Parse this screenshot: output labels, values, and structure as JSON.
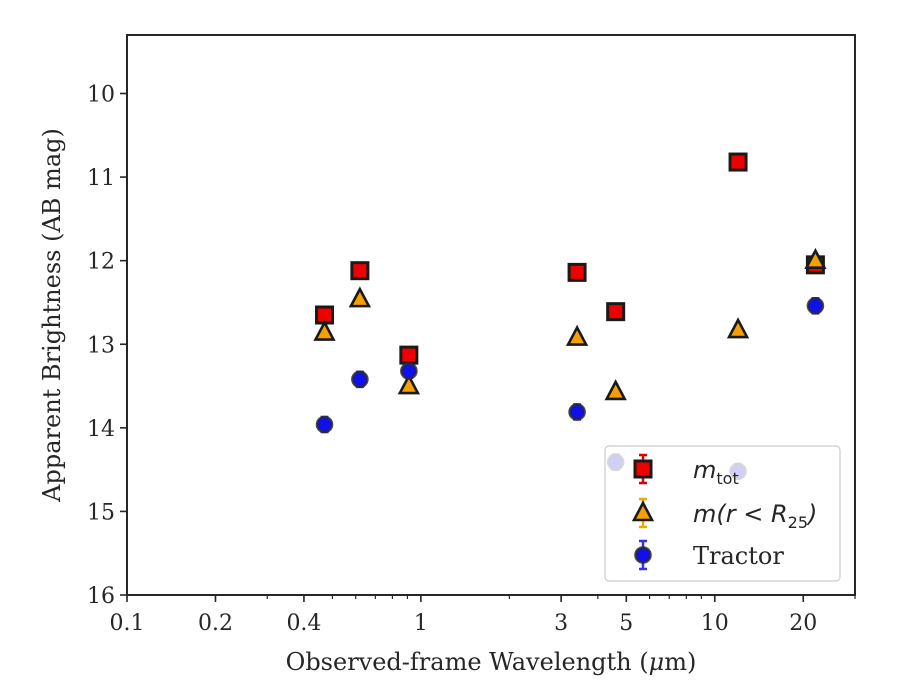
{
  "chart_data": {
    "type": "scatter",
    "xlabel_prefix": "Observed-frame Wavelength (",
    "xlabel_mu": "μ",
    "xlabel_suffix": "m)",
    "ylabel": "Apparent Brightness (AB mag)",
    "x_scale": "log",
    "xlim": [
      0.1,
      30
    ],
    "ylim": [
      16,
      9.3
    ],
    "y_inverted": true,
    "grid": false,
    "legend_position": "lower-right",
    "x_ticks": [
      {
        "value": 0.1,
        "label": "0.1"
      },
      {
        "value": 0.2,
        "label": "0.2"
      },
      {
        "value": 0.4,
        "label": "0.4"
      },
      {
        "value": 1,
        "label": "1"
      },
      {
        "value": 3,
        "label": "3"
      },
      {
        "value": 5,
        "label": "5"
      },
      {
        "value": 10,
        "label": "10"
      },
      {
        "value": 20,
        "label": "20"
      }
    ],
    "y_ticks": [
      {
        "value": 10,
        "label": "10"
      },
      {
        "value": 11,
        "label": "11"
      },
      {
        "value": 12,
        "label": "12"
      },
      {
        "value": 13,
        "label": "13"
      },
      {
        "value": 14,
        "label": "14"
      },
      {
        "value": 15,
        "label": "15"
      },
      {
        "value": 16,
        "label": "16"
      }
    ],
    "series": [
      {
        "legend_main": "m",
        "legend_sub": "tot",
        "legend_rest": "",
        "marker": "square",
        "color": "#ee0000",
        "edge_color": "#1a1a1a",
        "err_color": "#dd0000",
        "points": [
          {
            "x": 0.47,
            "y": 12.65,
            "err": 0.05
          },
          {
            "x": 0.62,
            "y": 12.12,
            "err": 0.05
          },
          {
            "x": 0.91,
            "y": 13.13,
            "err": 0.08
          },
          {
            "x": 3.4,
            "y": 12.14,
            "err": 0.04
          },
          {
            "x": 4.6,
            "y": 12.61,
            "err": 0.04
          },
          {
            "x": 12.0,
            "y": 10.82,
            "err": 0.04
          },
          {
            "x": 22.0,
            "y": 12.05,
            "err": 0.05
          }
        ]
      },
      {
        "legend_main": "m(r < R",
        "legend_sub": "25",
        "legend_rest": ")",
        "marker": "triangle",
        "color": "#f5a000",
        "edge_color": "#1a1a1a",
        "err_color": "#f0a800",
        "points": [
          {
            "x": 0.47,
            "y": 12.86,
            "err": 0.04
          },
          {
            "x": 0.62,
            "y": 12.46,
            "err": 0.04
          },
          {
            "x": 0.91,
            "y": 13.5,
            "err": 0.05
          },
          {
            "x": 3.4,
            "y": 12.92,
            "err": 0.04
          },
          {
            "x": 4.6,
            "y": 13.57,
            "err": 0.04
          },
          {
            "x": 12.0,
            "y": 12.83,
            "err": 0.04
          },
          {
            "x": 22.0,
            "y": 12.0,
            "err": 0.06
          }
        ]
      },
      {
        "legend_main": "Tractor",
        "legend_sub": "",
        "legend_rest": "",
        "marker": "circle",
        "color": "#1010ee",
        "edge_color": "#2a2a2a",
        "err_color": "#3333ee",
        "points": [
          {
            "x": 0.47,
            "y": 13.96,
            "err": 0.09
          },
          {
            "x": 0.62,
            "y": 13.42,
            "err": 0.09
          },
          {
            "x": 0.91,
            "y": 13.32,
            "err": 0.08
          },
          {
            "x": 3.4,
            "y": 13.81,
            "err": 0.09
          },
          {
            "x": 4.6,
            "y": 14.41,
            "err": 0.09
          },
          {
            "x": 12.0,
            "y": 14.52,
            "err": 0.08
          },
          {
            "x": 22.0,
            "y": 12.54,
            "err": 0.09
          }
        ]
      }
    ]
  }
}
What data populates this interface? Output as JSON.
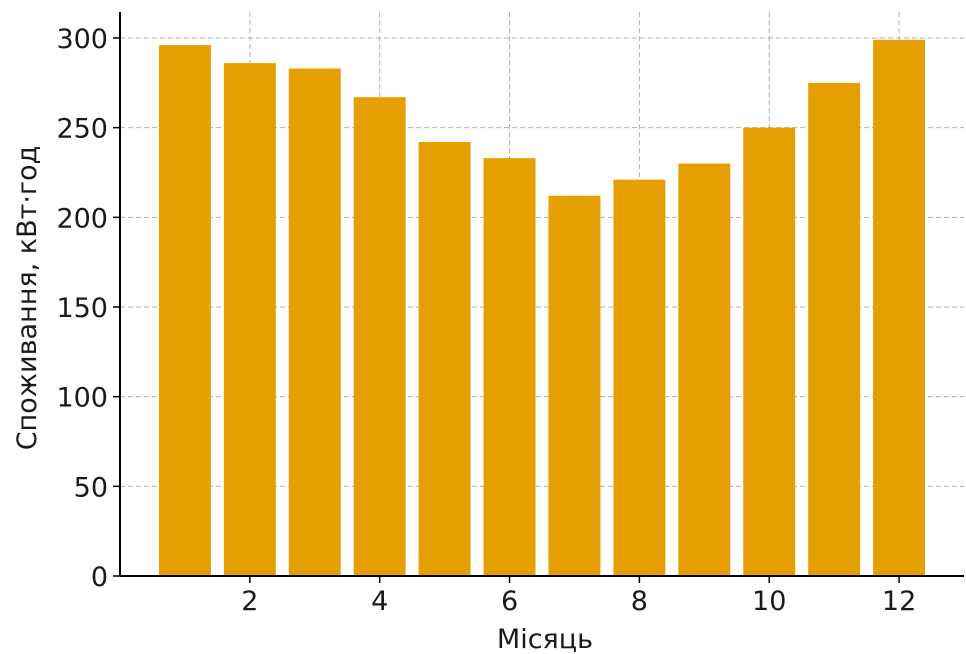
{
  "chart_data": {
    "type": "bar",
    "xlabel": "Місяць",
    "ylabel": "Споживання, кВт·год",
    "x": [
      1,
      2,
      3,
      4,
      5,
      6,
      7,
      8,
      9,
      10,
      11,
      12
    ],
    "values": [
      296,
      286,
      283,
      267,
      242,
      233,
      212,
      221,
      230,
      250,
      275,
      299
    ],
    "xlim": [
      0,
      13
    ],
    "ylim": [
      0,
      300
    ],
    "xticks": [
      2,
      4,
      6,
      8,
      10,
      12
    ],
    "yticks": [
      0,
      50,
      100,
      150,
      200,
      250,
      300
    ],
    "bar_color": "#e69f00",
    "grid": true,
    "legend": false
  }
}
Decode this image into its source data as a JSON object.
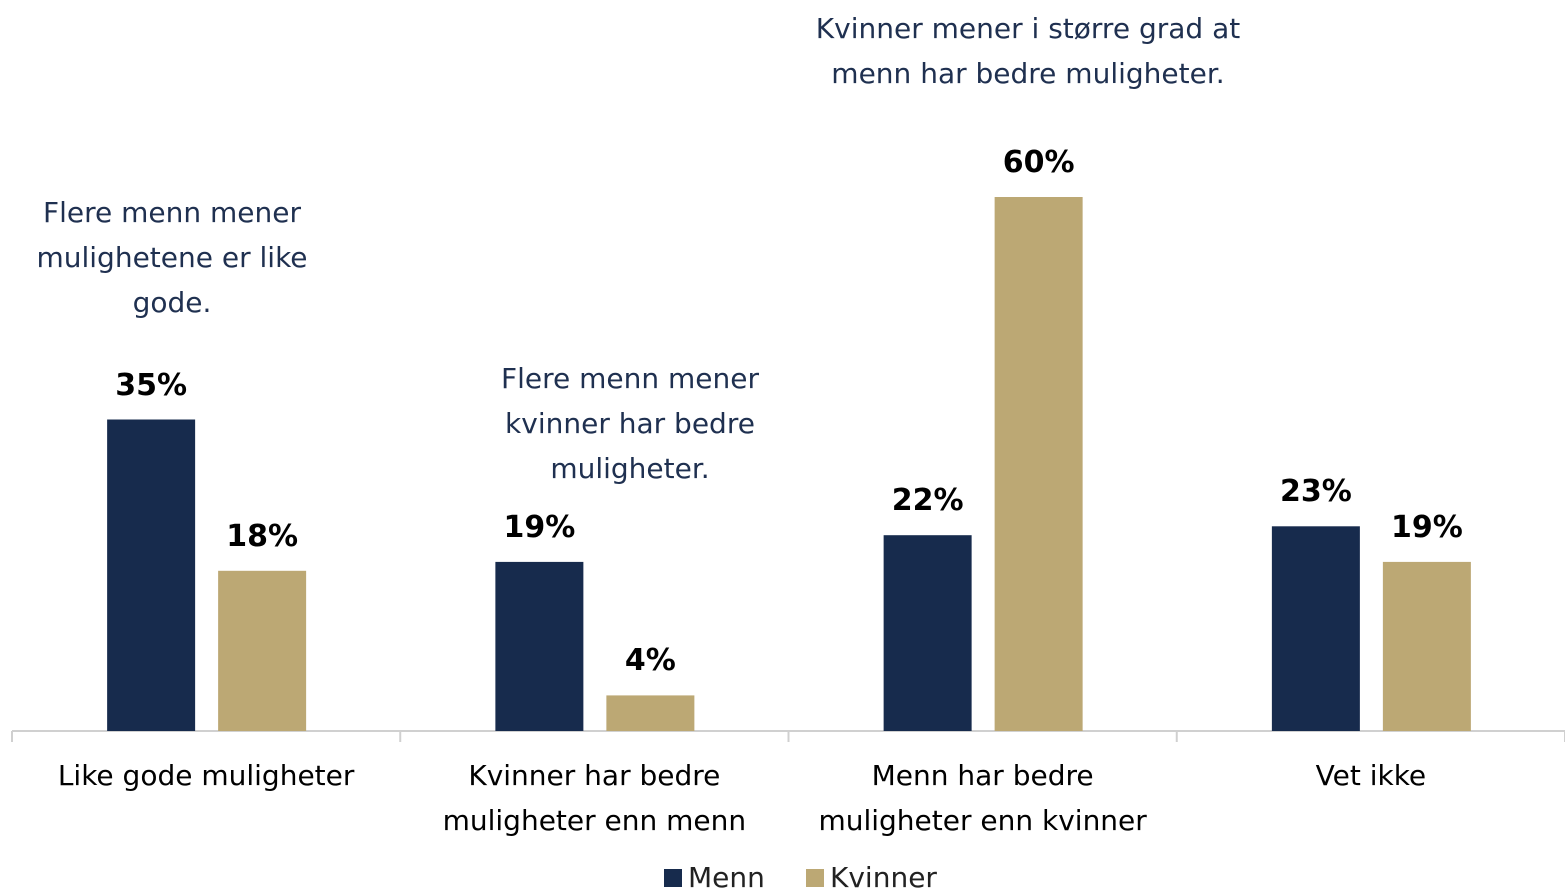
{
  "chart_data": {
    "type": "bar",
    "categories": [
      "Like gode muligheter",
      "Kvinner har bedre muligheter enn menn",
      "Menn har bedre muligheter enn kvinner",
      "Vet ikke"
    ],
    "series": [
      {
        "name": "Menn",
        "color": "#172b4d",
        "values": [
          35,
          19,
          22,
          23
        ],
        "value_labels": [
          "35%",
          "19%",
          "22%",
          "23%"
        ]
      },
      {
        "name": "Kvinner",
        "color": "#bca874",
        "values": [
          18,
          4,
          60,
          19
        ],
        "value_labels": [
          "18%",
          "4%",
          "60%",
          "19%"
        ]
      }
    ],
    "ylim": [
      0,
      60
    ],
    "annotations": [
      "Flere menn mener mulighetene er like gode.",
      "Flere menn mener kvinner har bedre muligheter.",
      "Kvinner mener i større grad at menn har bedre muligheter."
    ]
  }
}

-- -- --

• [What is expected]
Copy every entry word for word, but omit the pictures.

• [The completed task]
Parse this screenshot: output labels, values, and structure as JSON.
{
  "chart_data": {
    "type": "scatter",
    "xlabel_prefix": "Observed-frame Wavelength (",
    "xlabel_mu": "μ",
    "xlabel_suffix": "m)",
    "ylabel": "Apparent Brightness (AB mag)",
    "x_scale": "log",
    "xlim": [
      0.1,
      30
    ],
    "ylim": [
      16,
      9.3
    ],
    "y_inverted": true,
    "grid": false,
    "legend_position": "lower-right",
    "x_ticks": [
      {
        "value": 0.1,
        "label": "0.1"
      },
      {
        "value": 0.2,
        "label": "0.2"
      },
      {
        "value": 0.4,
        "label": "0.4"
      },
      {
        "value": 1,
        "label": "1"
      },
      {
        "value": 3,
        "label": "3"
      },
      {
        "value": 5,
        "label": "5"
      },
      {
        "value": 10,
        "label": "10"
      },
      {
        "value": 20,
        "label": "20"
      }
    ],
    "y_ticks": [
      {
        "value": 10,
        "label": "10"
      },
      {
        "value": 11,
        "label": "11"
      },
      {
        "value": 12,
        "label": "12"
      },
      {
        "value": 13,
        "label": "13"
      },
      {
        "value": 14,
        "label": "14"
      },
      {
        "value": 15,
        "label": "15"
      },
      {
        "value": 16,
        "label": "16"
      }
    ],
    "series": [
      {
        "legend_main": "m",
        "legend_sub": "tot",
        "legend_rest": "",
        "marker": "square",
        "color": "#ee0000",
        "edge_color": "#1a1a1a",
        "err_color": "#dd0000",
        "points": [
          {
            "x": 0.47,
            "y": 12.65,
            "err": 0.05
          },
          {
            "x": 0.62,
            "y": 12.12,
            "err": 0.05
          },
          {
            "x": 0.91,
            "y": 13.13,
            "err": 0.08
          },
          {
            "x": 3.4,
            "y": 12.14,
            "err": 0.04
          },
          {
            "x": 4.6,
            "y": 12.61,
            "err": 0.04
          },
          {
            "x": 12.0,
            "y": 10.82,
            "err": 0.04
          },
          {
            "x": 22.0,
            "y": 12.05,
            "err": 0.05
          }
        ]
      },
      {
        "legend_main": "m(r < R",
        "legend_sub": "25",
        "legend_rest": ")",
        "marker": "triangle",
        "color": "#f5a000",
        "edge_color": "#1a1a1a",
        "err_color": "#f0a800",
        "points": [
          {
            "x": 0.47,
            "y": 12.86,
            "err": 0.04
          },
          {
            "x": 0.62,
            "y": 12.46,
            "err": 0.04
          },
          {
            "x": 0.91,
            "y": 13.5,
            "err": 0.05
          },
          {
            "x": 3.4,
            "y": 12.92,
            "err": 0.04
          },
          {
            "x": 4.6,
            "y": 13.57,
            "err": 0.04
          },
          {
            "x": 12.0,
            "y": 12.83,
            "err": 0.04
          },
          {
            "x": 22.0,
            "y": 12.0,
            "err": 0.06
          }
        ]
      },
      {
        "legend_main": "Tractor",
        "legend_sub": "",
        "legend_rest": "",
        "marker": "circle",
        "color": "#1010ee",
        "edge_color": "#2a2a2a",
        "err_color": "#3333ee",
        "points": [
          {
            "x": 0.47,
            "y": 13.96,
            "err": 0.09
          },
          {
            "x": 0.62,
            "y": 13.42,
            "err": 0.09
          },
          {
            "x": 0.91,
            "y": 13.32,
            "err": 0.08
          },
          {
            "x": 3.4,
            "y": 13.81,
            "err": 0.09
          },
          {
            "x": 4.6,
            "y": 14.41,
            "err": 0.09
          },
          {
            "x": 12.0,
            "y": 14.52,
            "err": 0.08
          },
          {
            "x": 22.0,
            "y": 12.54,
            "err": 0.09
          }
        ]
      }
    ]
  }
}
What data populates this interface? Output as JSON.
{
  "chart_data": {
    "type": "bar",
    "xlabel": "Місяць",
    "ylabel": "Споживання, кВт·год",
    "x": [
      1,
      2,
      3,
      4,
      5,
      6,
      7,
      8,
      9,
      10,
      11,
      12
    ],
    "values": [
      296,
      286,
      283,
      267,
      242,
      233,
      212,
      221,
      230,
      250,
      275,
      299
    ],
    "xlim": [
      0,
      13
    ],
    "ylim": [
      0,
      300
    ],
    "xticks": [
      2,
      4,
      6,
      8,
      10,
      12
    ],
    "yticks": [
      0,
      50,
      100,
      150,
      200,
      250,
      300
    ],
    "bar_color": "#e69f00",
    "grid": true,
    "legend": false
  }
}
Decode this image into its source data as a JSON object.
{
  "chart_data": {
    "type": "bar",
    "categories": [
      "Like gode muligheter",
      "Kvinner har bedre muligheter enn menn",
      "Menn har bedre muligheter enn kvinner",
      "Vet ikke"
    ],
    "series": [
      {
        "name": "Menn",
        "color": "#172b4d",
        "values": [
          35,
          19,
          22,
          23
        ],
        "value_labels": [
          "35%",
          "19%",
          "22%",
          "23%"
        ]
      },
      {
        "name": "Kvinner",
        "color": "#bca874",
        "values": [
          18,
          4,
          60,
          19
        ],
        "value_labels": [
          "18%",
          "4%",
          "60%",
          "19%"
        ]
      }
    ],
    "ylim": [
      0,
      60
    ],
    "annotations": [
      "Flere menn mener mulighetene er like gode.",
      "Flere menn mener kvinner har bedre muligheter.",
      "Kvinner mener i større grad at menn har bedre muligheter."
    ]
  }
}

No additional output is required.